◆ WORK TO BE COMPLETED: Check each line below for the word "toolbar", and copy those that have it.

------------------------------------------------------------------------

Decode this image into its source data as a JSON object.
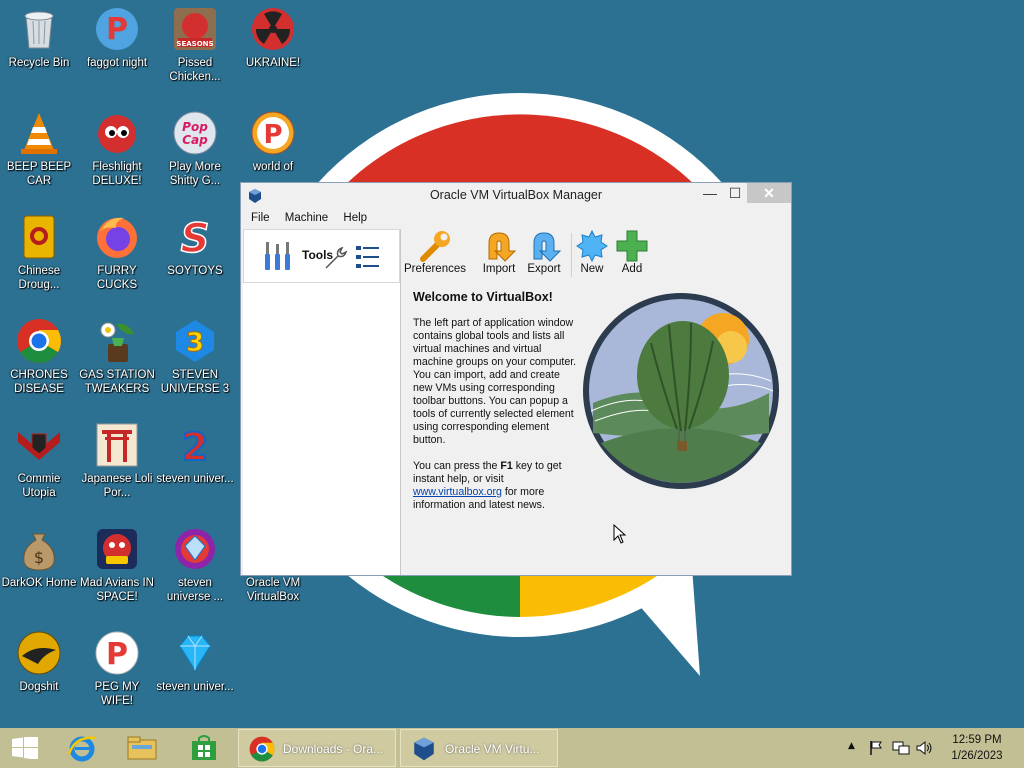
{
  "desktop": {
    "icons": [
      {
        "label": "Recycle Bin"
      },
      {
        "label": "faggot night"
      },
      {
        "label": "Pissed Chicken..."
      },
      {
        "label": "UKRAINE!"
      },
      {
        "label": "BEEP BEEP CAR"
      },
      {
        "label": "Fleshlight DELUXE!"
      },
      {
        "label": "Play More Shitty G..."
      },
      {
        "label": "world of"
      },
      {
        "label": "Chinese Droug..."
      },
      {
        "label": "FURRY CUCKS"
      },
      {
        "label": "SOYTOYS"
      },
      {
        "label": "CHRONES DISEASE"
      },
      {
        "label": "GAS STATION TWEAKERS"
      },
      {
        "label": "STEVEN UNIVERSE 3"
      },
      {
        "label": "Commie Utopia"
      },
      {
        "label": "Japanese Loli Por..."
      },
      {
        "label": "steven univer..."
      },
      {
        "label": "DarkOK Home"
      },
      {
        "label": "Mad Avians IN SPACE!"
      },
      {
        "label": "steven universe ..."
      },
      {
        "label": "Oracle VM VirtualBox"
      },
      {
        "label": "Dogshit"
      },
      {
        "label": "PEG MY WIFE!"
      },
      {
        "label": "steven univer..."
      }
    ],
    "icon_glyphs": {
      "pissed_seasons": "SEASONS",
      "popcap_1": "Pop",
      "popcap_2": "Cap",
      "steven3": "3",
      "steven2": "2"
    }
  },
  "window": {
    "title": "Oracle VM VirtualBox Manager",
    "menu": [
      "File",
      "Machine",
      "Help"
    ],
    "tools_label": "Tools",
    "toolbar": [
      {
        "label": "Preferences"
      },
      {
        "label": "Import"
      },
      {
        "label": "Export"
      },
      {
        "label": "New"
      },
      {
        "label": "Add"
      }
    ],
    "welcome": {
      "heading": "Welcome to VirtualBox!",
      "para1": "The left part of application window contains global tools and lists all virtual machines and virtual machine groups on your computer. You can import, add and create new VMs using corresponding toolbar buttons. You can popup a tools of currently selected element using corresponding element button.",
      "para2_before": "You can press the ",
      "para2_key": "F1",
      "para2_mid": " key to get instant help, or visit ",
      "para2_link": "www.virtualbox.org",
      "para2_after": " for more information and latest news."
    }
  },
  "taskbar": {
    "apps": [
      {
        "label": "Downloads - Ora..."
      },
      {
        "label": "Oracle VM Virtu..."
      }
    ],
    "clock_time": "12:59 PM",
    "clock_date": "1/26/2023"
  },
  "colors": {
    "desktop_bg": "#2c7192",
    "taskbar": "#c3bf94",
    "chrome_red": "#d93025",
    "chrome_green": "#1e8e3e",
    "chrome_yellow": "#fbbc04"
  }
}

------------------------------------------------------------------------

◆ RESPONSE TO THE EXERCISE:
    "toolbar": [
      "para1": "The left part of application window contains global tools and lists all virtual machines and virtual machine groups on your computer. You can import, add and create new VMs using corresponding toolbar buttons. You can popup a tools of currently selected element using corresponding element button.",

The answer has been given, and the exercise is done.